> Raw data
"""

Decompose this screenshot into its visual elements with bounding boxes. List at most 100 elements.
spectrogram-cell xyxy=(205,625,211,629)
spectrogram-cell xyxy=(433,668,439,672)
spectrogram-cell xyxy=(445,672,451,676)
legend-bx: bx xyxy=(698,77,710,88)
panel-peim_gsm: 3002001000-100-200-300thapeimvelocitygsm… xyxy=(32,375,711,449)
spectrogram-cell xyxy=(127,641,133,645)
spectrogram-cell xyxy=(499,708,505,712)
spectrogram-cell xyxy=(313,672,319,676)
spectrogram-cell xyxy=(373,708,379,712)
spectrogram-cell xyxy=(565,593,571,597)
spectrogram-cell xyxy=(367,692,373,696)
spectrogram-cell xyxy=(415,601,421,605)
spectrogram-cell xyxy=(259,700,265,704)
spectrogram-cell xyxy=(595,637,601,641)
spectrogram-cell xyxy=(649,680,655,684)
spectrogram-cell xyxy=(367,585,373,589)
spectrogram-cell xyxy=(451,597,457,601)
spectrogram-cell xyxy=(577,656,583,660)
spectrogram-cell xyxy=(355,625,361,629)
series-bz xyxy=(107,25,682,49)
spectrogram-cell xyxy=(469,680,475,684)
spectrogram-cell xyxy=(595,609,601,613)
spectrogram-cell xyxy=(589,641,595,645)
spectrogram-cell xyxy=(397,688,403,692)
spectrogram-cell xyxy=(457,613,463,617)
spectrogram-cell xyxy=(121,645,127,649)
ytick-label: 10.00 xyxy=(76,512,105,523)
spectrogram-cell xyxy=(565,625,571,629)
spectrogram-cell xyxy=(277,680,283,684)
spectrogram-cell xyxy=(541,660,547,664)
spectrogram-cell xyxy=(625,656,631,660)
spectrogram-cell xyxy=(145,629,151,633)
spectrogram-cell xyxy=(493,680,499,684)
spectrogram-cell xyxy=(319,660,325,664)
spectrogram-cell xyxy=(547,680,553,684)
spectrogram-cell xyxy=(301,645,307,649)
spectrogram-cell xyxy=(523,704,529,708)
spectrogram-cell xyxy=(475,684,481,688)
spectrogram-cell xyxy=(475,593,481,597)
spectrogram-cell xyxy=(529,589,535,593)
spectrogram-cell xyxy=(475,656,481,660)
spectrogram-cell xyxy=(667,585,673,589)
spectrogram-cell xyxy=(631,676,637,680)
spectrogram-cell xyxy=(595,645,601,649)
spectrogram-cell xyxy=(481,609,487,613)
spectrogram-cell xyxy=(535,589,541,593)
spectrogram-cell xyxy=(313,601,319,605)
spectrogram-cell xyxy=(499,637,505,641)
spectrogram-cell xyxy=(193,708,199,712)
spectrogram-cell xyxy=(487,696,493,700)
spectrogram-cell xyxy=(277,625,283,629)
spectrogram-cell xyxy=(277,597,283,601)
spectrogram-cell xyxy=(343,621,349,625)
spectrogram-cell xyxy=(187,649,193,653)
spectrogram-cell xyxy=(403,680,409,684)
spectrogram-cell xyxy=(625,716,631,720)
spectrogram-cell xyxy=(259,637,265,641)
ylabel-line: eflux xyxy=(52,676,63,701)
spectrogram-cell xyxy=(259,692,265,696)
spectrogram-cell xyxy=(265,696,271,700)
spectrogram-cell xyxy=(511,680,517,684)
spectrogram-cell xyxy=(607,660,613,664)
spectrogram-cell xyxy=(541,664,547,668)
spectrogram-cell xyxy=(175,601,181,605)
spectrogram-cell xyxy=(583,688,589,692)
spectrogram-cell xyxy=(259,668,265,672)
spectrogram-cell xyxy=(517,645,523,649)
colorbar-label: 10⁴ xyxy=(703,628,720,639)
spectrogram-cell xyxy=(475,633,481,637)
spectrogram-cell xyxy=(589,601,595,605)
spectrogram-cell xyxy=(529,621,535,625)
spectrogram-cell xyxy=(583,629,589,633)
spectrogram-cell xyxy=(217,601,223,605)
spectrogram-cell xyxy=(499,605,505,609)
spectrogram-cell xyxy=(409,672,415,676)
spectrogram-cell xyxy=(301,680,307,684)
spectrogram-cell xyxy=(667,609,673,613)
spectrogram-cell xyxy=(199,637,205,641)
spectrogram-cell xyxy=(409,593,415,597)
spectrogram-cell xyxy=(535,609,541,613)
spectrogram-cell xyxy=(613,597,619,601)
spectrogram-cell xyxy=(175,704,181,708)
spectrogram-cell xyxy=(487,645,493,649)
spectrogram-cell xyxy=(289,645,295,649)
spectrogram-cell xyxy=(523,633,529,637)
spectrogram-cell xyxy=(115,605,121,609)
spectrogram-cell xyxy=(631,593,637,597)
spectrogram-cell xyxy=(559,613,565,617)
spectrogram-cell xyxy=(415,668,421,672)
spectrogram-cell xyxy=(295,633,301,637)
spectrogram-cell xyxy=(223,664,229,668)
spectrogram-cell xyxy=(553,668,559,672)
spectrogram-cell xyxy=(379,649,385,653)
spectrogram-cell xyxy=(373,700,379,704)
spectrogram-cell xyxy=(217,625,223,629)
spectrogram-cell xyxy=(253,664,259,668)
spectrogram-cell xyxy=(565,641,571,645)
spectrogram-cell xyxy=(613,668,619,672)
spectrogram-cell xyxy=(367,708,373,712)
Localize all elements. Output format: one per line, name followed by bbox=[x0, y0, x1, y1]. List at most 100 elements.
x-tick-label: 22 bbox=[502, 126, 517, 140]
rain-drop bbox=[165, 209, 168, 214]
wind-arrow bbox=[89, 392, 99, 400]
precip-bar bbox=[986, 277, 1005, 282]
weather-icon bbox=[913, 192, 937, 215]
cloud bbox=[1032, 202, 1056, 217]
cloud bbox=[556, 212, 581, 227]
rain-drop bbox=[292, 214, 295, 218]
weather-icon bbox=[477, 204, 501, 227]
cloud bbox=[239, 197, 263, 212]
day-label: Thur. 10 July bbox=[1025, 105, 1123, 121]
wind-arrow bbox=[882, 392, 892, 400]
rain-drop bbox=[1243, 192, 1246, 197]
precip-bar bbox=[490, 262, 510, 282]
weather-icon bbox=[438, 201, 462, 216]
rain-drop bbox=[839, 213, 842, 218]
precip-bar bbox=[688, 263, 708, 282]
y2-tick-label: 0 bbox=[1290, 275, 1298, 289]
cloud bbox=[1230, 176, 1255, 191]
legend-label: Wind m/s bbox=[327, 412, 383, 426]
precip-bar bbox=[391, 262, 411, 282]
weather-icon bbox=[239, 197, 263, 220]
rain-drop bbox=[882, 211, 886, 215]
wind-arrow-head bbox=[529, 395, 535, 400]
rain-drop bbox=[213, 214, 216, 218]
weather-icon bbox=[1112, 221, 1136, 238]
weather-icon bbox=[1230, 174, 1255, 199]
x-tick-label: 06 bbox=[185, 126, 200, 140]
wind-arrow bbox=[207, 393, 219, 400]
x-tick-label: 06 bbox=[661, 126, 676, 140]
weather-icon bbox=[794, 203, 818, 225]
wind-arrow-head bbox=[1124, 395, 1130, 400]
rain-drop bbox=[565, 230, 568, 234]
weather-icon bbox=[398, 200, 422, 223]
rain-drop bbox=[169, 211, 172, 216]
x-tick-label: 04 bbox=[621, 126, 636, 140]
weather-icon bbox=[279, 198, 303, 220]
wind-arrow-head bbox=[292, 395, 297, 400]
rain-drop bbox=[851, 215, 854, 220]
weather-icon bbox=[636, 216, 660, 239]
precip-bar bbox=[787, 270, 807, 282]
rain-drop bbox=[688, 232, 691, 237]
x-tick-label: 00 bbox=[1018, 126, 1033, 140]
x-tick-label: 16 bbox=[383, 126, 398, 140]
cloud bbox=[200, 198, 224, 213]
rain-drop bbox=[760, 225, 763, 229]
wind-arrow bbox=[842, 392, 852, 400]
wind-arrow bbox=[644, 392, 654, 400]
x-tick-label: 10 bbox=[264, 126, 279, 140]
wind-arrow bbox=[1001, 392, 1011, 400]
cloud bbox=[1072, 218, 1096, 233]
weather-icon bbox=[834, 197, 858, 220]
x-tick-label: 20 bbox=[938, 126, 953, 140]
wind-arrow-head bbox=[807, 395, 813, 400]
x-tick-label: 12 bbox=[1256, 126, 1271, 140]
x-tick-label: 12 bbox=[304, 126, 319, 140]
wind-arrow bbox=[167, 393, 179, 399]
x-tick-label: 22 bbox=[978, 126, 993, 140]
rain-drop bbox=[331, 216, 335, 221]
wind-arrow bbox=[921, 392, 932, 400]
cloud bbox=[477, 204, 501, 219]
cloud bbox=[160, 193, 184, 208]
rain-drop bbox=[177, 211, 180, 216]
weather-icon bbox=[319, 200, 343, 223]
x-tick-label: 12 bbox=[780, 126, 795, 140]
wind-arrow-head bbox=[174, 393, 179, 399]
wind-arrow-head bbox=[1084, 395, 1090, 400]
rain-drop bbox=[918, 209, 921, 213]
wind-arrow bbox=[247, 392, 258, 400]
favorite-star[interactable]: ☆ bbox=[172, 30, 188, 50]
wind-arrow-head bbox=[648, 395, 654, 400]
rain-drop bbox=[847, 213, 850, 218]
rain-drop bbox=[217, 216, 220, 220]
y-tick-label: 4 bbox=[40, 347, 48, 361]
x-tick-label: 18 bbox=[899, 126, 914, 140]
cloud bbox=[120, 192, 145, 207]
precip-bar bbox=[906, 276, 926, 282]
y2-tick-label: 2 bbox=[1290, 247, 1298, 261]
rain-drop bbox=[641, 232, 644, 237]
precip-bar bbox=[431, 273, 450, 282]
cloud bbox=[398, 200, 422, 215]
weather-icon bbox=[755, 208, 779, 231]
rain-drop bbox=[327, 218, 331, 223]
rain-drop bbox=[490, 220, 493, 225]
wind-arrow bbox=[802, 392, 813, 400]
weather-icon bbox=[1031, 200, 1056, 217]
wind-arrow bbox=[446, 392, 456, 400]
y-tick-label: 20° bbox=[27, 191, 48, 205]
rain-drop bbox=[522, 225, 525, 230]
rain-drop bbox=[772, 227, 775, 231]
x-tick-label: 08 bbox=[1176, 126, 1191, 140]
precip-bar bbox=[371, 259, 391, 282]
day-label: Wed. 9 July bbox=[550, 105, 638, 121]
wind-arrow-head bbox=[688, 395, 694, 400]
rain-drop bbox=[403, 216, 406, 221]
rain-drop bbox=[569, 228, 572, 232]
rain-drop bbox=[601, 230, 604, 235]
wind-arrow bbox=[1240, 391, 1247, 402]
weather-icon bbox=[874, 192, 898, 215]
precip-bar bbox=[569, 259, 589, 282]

"""

> What is asked
Copy everything from the start of the material down to the line containing "spectrogram-cell xyxy=(565,625,571,629)", swapping "legend-bx" for "legend-box" and leaving the rest unchanged.

> Answer to the task
Decompose this screenshot into its visual elements with bounding boxes. List at most 100 elements.
spectrogram-cell xyxy=(205,625,211,629)
spectrogram-cell xyxy=(433,668,439,672)
spectrogram-cell xyxy=(445,672,451,676)
legend-box: bx xyxy=(698,77,710,88)
panel-peim_gsm: 3002001000-100-200-300thapeimvelocitygsm… xyxy=(32,375,711,449)
spectrogram-cell xyxy=(127,641,133,645)
spectrogram-cell xyxy=(499,708,505,712)
spectrogram-cell xyxy=(313,672,319,676)
spectrogram-cell xyxy=(373,708,379,712)
spectrogram-cell xyxy=(565,593,571,597)
spectrogram-cell xyxy=(367,692,373,696)
spectrogram-cell xyxy=(415,601,421,605)
spectrogram-cell xyxy=(259,700,265,704)
spectrogram-cell xyxy=(595,637,601,641)
spectrogram-cell xyxy=(649,680,655,684)
spectrogram-cell xyxy=(367,585,373,589)
spectrogram-cell xyxy=(451,597,457,601)
spectrogram-cell xyxy=(577,656,583,660)
spectrogram-cell xyxy=(355,625,361,629)
series-bz xyxy=(107,25,682,49)
spectrogram-cell xyxy=(469,680,475,684)
spectrogram-cell xyxy=(595,609,601,613)
spectrogram-cell xyxy=(589,641,595,645)
spectrogram-cell xyxy=(397,688,403,692)
spectrogram-cell xyxy=(457,613,463,617)
spectrogram-cell xyxy=(121,645,127,649)
ytick-label: 10.00 xyxy=(76,512,105,523)
spectrogram-cell xyxy=(565,625,571,629)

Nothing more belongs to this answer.